### INFORMATION SUPPLIED
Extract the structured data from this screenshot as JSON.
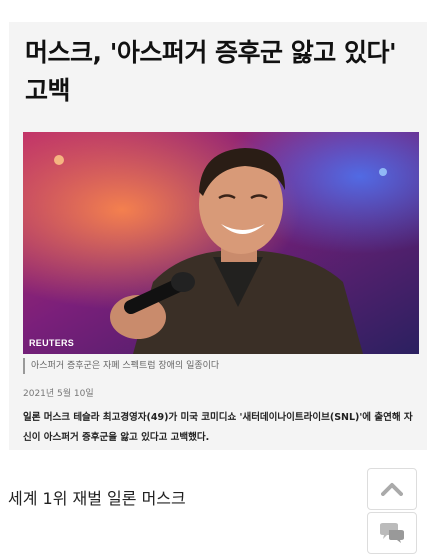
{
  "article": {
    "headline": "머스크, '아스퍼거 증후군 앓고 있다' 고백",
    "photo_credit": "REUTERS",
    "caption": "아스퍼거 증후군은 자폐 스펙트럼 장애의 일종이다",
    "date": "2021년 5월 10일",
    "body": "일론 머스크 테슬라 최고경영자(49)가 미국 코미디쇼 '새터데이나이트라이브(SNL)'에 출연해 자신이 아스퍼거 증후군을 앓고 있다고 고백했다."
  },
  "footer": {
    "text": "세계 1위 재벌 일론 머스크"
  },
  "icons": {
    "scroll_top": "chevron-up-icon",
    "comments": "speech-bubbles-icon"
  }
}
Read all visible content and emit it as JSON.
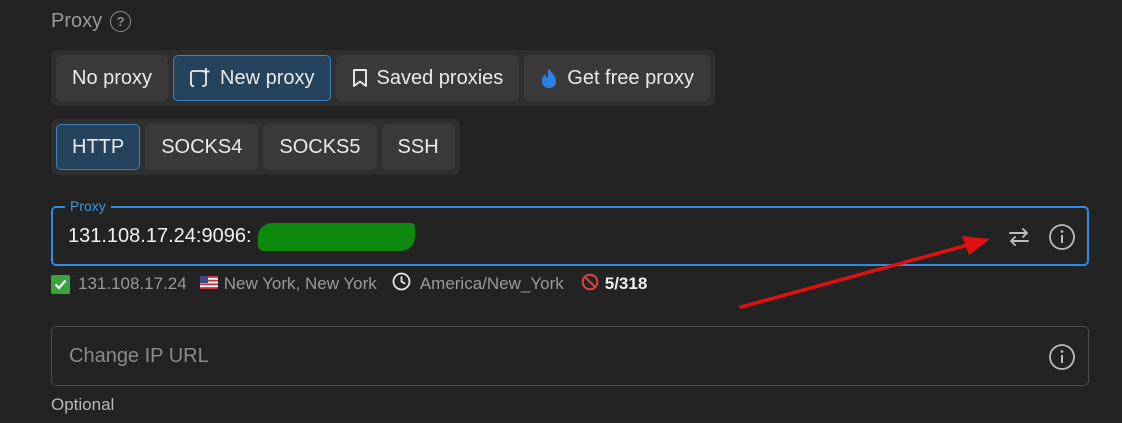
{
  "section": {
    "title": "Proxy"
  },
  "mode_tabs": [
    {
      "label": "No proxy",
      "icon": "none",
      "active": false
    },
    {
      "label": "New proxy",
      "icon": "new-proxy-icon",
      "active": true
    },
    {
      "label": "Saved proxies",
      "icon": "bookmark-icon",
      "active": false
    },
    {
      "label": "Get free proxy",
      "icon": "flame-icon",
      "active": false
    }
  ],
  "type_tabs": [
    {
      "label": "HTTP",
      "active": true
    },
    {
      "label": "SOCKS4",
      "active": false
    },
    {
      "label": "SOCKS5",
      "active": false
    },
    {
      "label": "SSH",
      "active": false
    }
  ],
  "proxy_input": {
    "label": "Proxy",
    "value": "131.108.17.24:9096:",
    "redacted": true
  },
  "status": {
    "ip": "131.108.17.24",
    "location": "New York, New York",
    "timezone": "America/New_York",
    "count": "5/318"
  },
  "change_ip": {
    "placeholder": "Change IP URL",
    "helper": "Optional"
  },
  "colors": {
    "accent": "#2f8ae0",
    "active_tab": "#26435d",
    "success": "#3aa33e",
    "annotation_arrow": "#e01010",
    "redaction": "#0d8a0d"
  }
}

==

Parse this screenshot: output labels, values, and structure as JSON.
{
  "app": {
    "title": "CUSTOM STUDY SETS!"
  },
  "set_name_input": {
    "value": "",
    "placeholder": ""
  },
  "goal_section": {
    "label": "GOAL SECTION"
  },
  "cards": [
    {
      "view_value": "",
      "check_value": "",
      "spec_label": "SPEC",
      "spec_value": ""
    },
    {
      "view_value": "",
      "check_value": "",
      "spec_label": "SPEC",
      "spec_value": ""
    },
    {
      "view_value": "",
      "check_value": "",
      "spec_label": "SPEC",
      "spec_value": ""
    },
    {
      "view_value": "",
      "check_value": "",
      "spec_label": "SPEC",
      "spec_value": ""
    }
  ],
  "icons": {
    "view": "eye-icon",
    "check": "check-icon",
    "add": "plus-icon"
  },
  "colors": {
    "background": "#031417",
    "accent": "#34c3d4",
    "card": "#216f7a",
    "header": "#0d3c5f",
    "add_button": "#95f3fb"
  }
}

### BRIEF
In the records above, how many lines include "아스퍼거"? Give that number and nothing more.

### RESPONSE TO THIS TASK
3